Task statement:
Check each line of the listing for the word "styrespaken" and report how many lines contain it, giving nothing but the number.

BEGIN Input rows

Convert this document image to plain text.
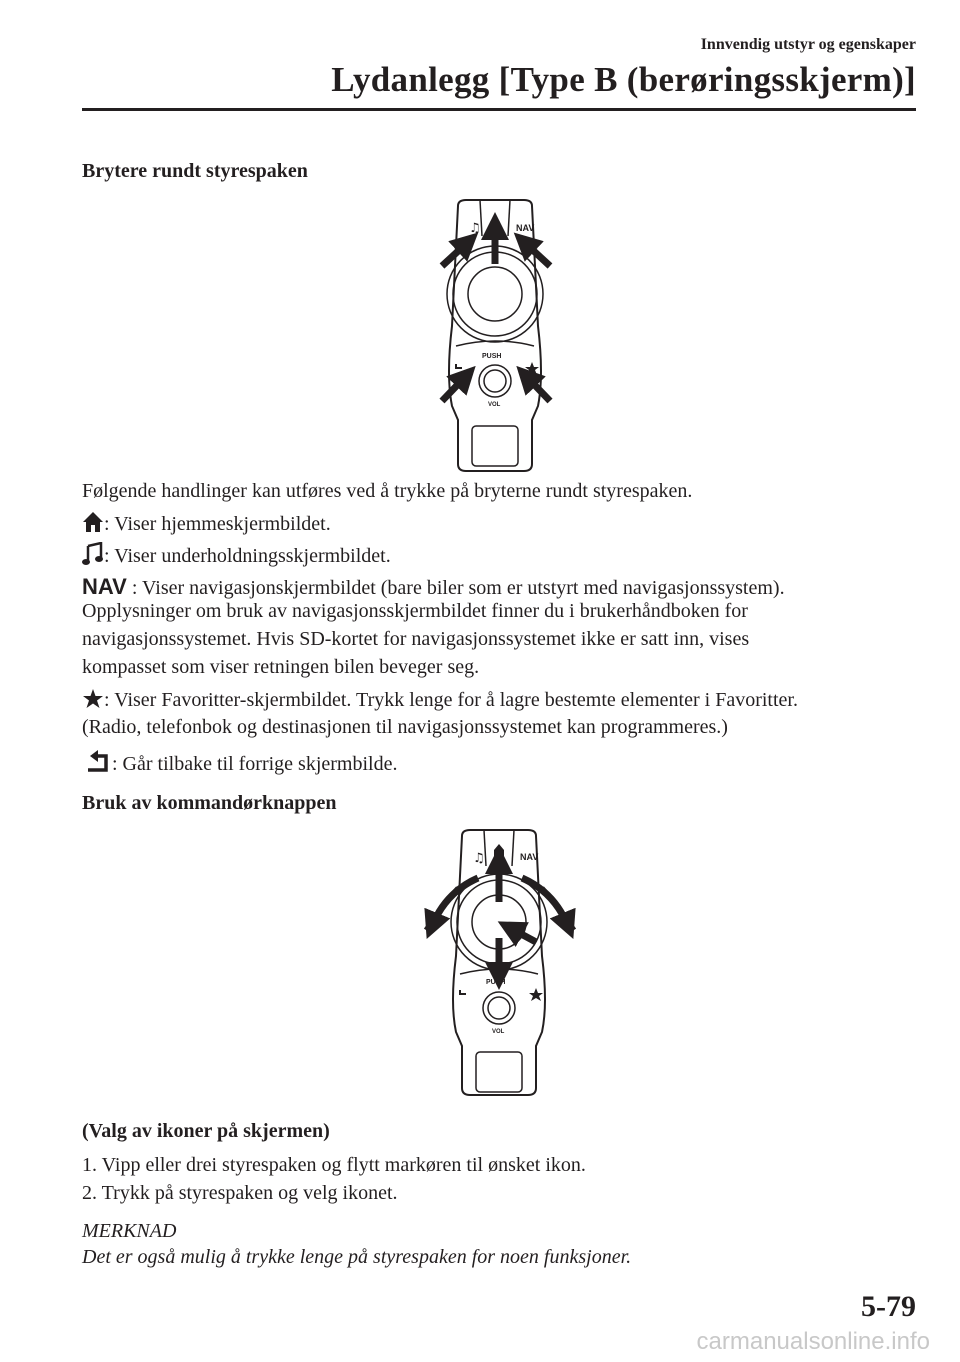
Innvendig utstyr og egenskaper
Lydanlegg [Type B (berøringsskjerm)]
Brytere rundt styrespaken
♫	NAV
PUSH
VOL
Følgende handlinger kan utføres ved å trykke på bryterne rundt styrespaken.
: Viser hjemmeskjermbildet.
: Viser underholdningsskjermbildet.
NAV : Viser navigasjonskjermbildet (bare biler som er utstyrt med navigasjonssystem).
Opplysninger om bruk av navigasjonsskjermbildet finner du i brukerhåndboken for
navigasjonssystemet. Hvis SD-kortet for navigasjonssystemet ikke er satt inn, vises
kompasset som viser retningen bilen beveger seg.
: Viser Favoritter-skjermbildet. Trykk lenge for å lagre bestemte elementer i Favoritter.
(Radio, telefonbok og destinasjonen til navigasjonssystemet kan programmeres.)
: Går tilbake til forrige skjermbilde.
Bruk av kommandørknappen
♫	NAV
PUSH
VOL
(Valg av ikoner på skjermen)
1. Vipp eller drei styrespaken og flytt markøren til ønsket ikon.
2. Trykk på styrespaken og velg ikonet.
MERKNAD
Det er også mulig å trykke lenge på styrespaken for noen funksjoner.
5-79
carmanualsonline.info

END Input rows

Exercise response:
5